## Task brief:
Write out all of the entries exactly, please.

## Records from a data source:
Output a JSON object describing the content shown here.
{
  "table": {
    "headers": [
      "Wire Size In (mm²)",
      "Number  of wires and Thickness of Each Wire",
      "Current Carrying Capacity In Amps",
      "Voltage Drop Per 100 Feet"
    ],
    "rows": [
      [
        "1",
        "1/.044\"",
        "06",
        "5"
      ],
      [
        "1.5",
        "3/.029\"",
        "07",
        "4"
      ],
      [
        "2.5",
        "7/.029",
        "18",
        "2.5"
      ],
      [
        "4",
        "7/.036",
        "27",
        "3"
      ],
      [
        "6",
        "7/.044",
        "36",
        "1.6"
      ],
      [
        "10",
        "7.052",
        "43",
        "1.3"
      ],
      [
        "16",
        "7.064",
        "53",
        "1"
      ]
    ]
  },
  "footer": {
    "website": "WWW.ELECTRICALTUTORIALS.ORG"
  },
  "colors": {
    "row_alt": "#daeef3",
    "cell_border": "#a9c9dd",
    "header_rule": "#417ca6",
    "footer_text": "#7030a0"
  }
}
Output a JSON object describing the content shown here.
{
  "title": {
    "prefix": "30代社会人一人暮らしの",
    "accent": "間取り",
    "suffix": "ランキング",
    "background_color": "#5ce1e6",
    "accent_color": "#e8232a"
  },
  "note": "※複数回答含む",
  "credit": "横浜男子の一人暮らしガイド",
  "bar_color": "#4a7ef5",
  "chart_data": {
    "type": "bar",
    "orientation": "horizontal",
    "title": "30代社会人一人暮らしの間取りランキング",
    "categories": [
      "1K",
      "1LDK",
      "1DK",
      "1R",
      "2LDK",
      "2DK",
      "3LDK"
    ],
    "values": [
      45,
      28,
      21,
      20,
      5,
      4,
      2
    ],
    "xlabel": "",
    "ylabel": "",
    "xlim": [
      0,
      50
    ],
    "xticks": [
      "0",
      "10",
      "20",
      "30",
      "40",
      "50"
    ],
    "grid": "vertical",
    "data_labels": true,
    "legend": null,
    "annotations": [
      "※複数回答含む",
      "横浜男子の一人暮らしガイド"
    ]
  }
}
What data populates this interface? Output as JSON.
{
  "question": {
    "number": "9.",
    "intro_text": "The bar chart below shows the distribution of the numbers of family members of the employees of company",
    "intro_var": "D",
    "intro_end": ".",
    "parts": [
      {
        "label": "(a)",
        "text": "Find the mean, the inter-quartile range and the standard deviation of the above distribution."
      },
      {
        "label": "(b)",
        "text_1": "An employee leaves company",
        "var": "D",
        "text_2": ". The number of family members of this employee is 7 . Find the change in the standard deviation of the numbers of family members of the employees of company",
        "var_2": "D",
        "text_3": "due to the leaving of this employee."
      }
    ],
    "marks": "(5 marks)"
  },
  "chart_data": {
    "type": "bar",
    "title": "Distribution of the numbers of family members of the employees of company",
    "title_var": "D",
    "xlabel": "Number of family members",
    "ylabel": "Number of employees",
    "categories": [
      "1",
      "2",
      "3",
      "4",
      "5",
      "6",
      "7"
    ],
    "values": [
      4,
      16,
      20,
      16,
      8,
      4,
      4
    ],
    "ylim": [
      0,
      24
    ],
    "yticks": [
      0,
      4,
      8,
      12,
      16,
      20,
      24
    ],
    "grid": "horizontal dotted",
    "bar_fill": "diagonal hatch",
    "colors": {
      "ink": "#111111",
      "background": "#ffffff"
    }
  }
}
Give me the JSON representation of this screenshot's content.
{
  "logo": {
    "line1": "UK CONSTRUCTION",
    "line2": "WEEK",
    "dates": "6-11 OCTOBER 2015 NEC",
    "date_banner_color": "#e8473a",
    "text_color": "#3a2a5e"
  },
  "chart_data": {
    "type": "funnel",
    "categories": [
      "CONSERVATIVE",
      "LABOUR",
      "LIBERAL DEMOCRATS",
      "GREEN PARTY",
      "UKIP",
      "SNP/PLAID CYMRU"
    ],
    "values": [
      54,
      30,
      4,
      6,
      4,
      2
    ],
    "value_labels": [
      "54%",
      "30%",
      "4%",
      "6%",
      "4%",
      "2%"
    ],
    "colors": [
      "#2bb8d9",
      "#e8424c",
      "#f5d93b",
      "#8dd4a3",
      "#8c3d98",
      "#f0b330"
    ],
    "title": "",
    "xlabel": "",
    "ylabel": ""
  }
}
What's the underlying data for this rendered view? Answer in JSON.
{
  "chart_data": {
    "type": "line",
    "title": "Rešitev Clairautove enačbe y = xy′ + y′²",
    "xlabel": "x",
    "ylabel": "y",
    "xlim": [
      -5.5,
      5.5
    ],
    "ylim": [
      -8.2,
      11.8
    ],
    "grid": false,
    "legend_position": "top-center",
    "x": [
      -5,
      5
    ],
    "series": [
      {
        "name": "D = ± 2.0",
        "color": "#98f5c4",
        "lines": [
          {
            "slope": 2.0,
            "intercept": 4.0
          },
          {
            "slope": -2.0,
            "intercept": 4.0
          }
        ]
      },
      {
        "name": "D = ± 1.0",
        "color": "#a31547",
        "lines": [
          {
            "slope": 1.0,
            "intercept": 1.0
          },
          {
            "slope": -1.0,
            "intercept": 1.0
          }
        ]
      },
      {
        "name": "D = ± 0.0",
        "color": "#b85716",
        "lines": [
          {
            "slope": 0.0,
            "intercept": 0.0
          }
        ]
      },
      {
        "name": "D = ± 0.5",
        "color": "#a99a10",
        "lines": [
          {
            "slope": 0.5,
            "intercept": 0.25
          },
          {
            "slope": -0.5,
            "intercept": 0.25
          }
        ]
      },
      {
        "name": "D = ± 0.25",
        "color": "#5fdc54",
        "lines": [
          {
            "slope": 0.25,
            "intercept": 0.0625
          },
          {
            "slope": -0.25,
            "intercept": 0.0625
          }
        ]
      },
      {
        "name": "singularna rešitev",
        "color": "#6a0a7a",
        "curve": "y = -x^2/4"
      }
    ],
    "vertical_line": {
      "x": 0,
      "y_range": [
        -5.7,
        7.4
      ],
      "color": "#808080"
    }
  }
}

## Answer to this task:
Output a JSON object describing the content shown here.
{
  "table": {
    "headers": [
      "Wire Size In (mm²)",
      "Number  of wires and Thickness of Each Wire",
      "Current Carrying Capacity In Amps",
      "Voltage Drop Per 100 Feet"
    ],
    "rows": [
      [
        "1",
        "1/.044\"",
        "06",
        "5"
      ],
      [
        "1.5",
        "3/.029\"",
        "07",
        "4"
      ],
      [
        "2.5",
        "7/.029",
        "18",
        "2.5"
      ],
      [
        "4",
        "7/.036",
        "27",
        "3"
      ],
      [
        "6",
        "7/.044",
        "36",
        "1.6"
      ],
      [
        "10",
        "7.052",
        "43",
        "1.3"
      ],
      [
        "16",
        "7.064",
        "53",
        "1"
      ]
    ]
  },
  "footer": {
    "website": "WWW.ELECTRICALTUTORIALS.ORG"
  },
  "colors": {
    "row_alt": "#daeef3",
    "cell_border": "#a9c9dd",
    "header_rule": "#417ca6",
    "footer_text": "#7030a0"
  }
}
Output a JSON object describing the content shown here.
{
  "title": {
    "prefix": "30代社会人一人暮らしの",
    "accent": "間取り",
    "suffix": "ランキング",
    "background_color": "#5ce1e6",
    "accent_color": "#e8232a"
  },
  "note": "※複数回答含む",
  "credit": "横浜男子の一人暮らしガイド",
  "bar_color": "#4a7ef5",
  "chart_data": {
    "type": "bar",
    "orientation": "horizontal",
    "title": "30代社会人一人暮らしの間取りランキング",
    "categories": [
      "1K",
      "1LDK",
      "1DK",
      "1R",
      "2LDK",
      "2DK",
      "3LDK"
    ],
    "values": [
      45,
      28,
      21,
      20,
      5,
      4,
      2
    ],
    "xlabel": "",
    "ylabel": "",
    "xlim": [
      0,
      50
    ],
    "xticks": [
      "0",
      "10",
      "20",
      "30",
      "40",
      "50"
    ],
    "grid": "vertical",
    "data_labels": true,
    "legend": null,
    "annotations": [
      "※複数回答含む",
      "横浜男子の一人暮らしガイド"
    ]
  }
}
What data populates this interface? Output as JSON.
{
  "question": {
    "number": "9.",
    "intro_text": "The bar chart below shows the distribution of the numbers of family members of the employees of company",
    "intro_var": "D",
    "intro_end": ".",
    "parts": [
      {
        "label": "(a)",
        "text": "Find the mean, the inter-quartile range and the standard deviation of the above distribution."
      },
      {
        "label": "(b)",
        "text_1": "An employee leaves company",
        "var": "D",
        "text_2": ". The number of family members of this employee is 7 . Find the change in the standard deviation of the numbers of family members of the employees of company",
        "var_2": "D",
        "text_3": "due to the leaving of this employee."
      }
    ],
    "marks": "(5 marks)"
  },
  "chart_data": {
    "type": "bar",
    "title": "Distribution of the numbers of family members of the employees of company",
    "title_var": "D",
    "xlabel": "Number of family members",
    "ylabel": "Number of employees",
    "categories": [
      "1",
      "2",
      "3",
      "4",
      "5",
      "6",
      "7"
    ],
    "values": [
      4,
      16,
      20,
      16,
      8,
      4,
      4
    ],
    "ylim": [
      0,
      24
    ],
    "yticks": [
      0,
      4,
      8,
      12,
      16,
      20,
      24
    ],
    "grid": "horizontal dotted",
    "bar_fill": "diagonal hatch",
    "colors": {
      "ink": "#111111",
      "background": "#ffffff"
    }
  }
}
Give me the JSON representation of this screenshot's content.
{
  "logo": {
    "line1": "UK CONSTRUCTION",
    "line2": "WEEK",
    "dates": "6-11 OCTOBER 2015 NEC",
    "date_banner_color": "#e8473a",
    "text_color": "#3a2a5e"
  },
  "chart_data": {
    "type": "funnel",
    "categories": [
      "CONSERVATIVE",
      "LABOUR",
      "LIBERAL DEMOCRATS",
      "GREEN PARTY",
      "UKIP",
      "SNP/PLAID CYMRU"
    ],
    "values": [
      54,
      30,
      4,
      6,
      4,
      2
    ],
    "value_labels": [
      "54%",
      "30%",
      "4%",
      "6%",
      "4%",
      "2%"
    ],
    "colors": [
      "#2bb8d9",
      "#e8424c",
      "#f5d93b",
      "#8dd4a3",
      "#8c3d98",
      "#f0b330"
    ],
    "title": "",
    "xlabel": "",
    "ylabel": ""
  }
}
What's the underlying data for this rendered view? Answer in JSON.
{
  "chart_data": {
    "type": "line",
    "title": "Rešitev Clairautove enačbe y = xy′ + y′²",
    "xlabel": "x",
    "ylabel": "y",
    "xlim": [
      -5.5,
      5.5
    ],
    "ylim": [
      -8.2,
      11.8
    ],
    "grid": false,
    "legend_position": "top-center",
    "x": [
      -5,
      5
    ],
    "series": [
      {
        "name": "D = ± 2.0",
        "color": "#98f5c4",
        "lines": [
          {
            "slope": 2.0,
            "intercept": 4.0
          },
          {
            "slope": -2.0,
            "intercept": 4.0
          }
        ]
      },
      {
        "name": "D = ± 1.0",
        "color": "#a31547",
        "lines": [
          {
            "slope": 1.0,
            "intercept": 1.0
          },
          {
            "slope": -1.0,
            "intercept": 1.0
          }
        ]
      },
      {
        "name": "D = ± 0.0",
        "color": "#b85716",
        "lines": [
          {
            "slope": 0.0,
            "intercept": 0.0
          }
        ]
      },
      {
        "name": "D = ± 0.5",
        "color": "#a99a10",
        "lines": [
          {
            "slope": 0.5,
            "intercept": 0.25
          },
          {
            "slope": -0.5,
            "intercept": 0.25
          }
        ]
      },
      {
        "name": "D = ± 0.25",
        "color": "#5fdc54",
        "lines": [
          {
            "slope": 0.25,
            "intercept": 0.0625
          },
          {
            "slope": -0.25,
            "intercept": 0.0625
          }
        ]
      },
      {
        "name": "singularna rešitev",
        "color": "#6a0a7a",
        "curve": "y = -x^2/4"
      }
    ],
    "vertical_line": {
      "x": 0,
      "y_range": [
        -5.7,
        7.4
      ],
      "color": "#808080"
    }
  }
}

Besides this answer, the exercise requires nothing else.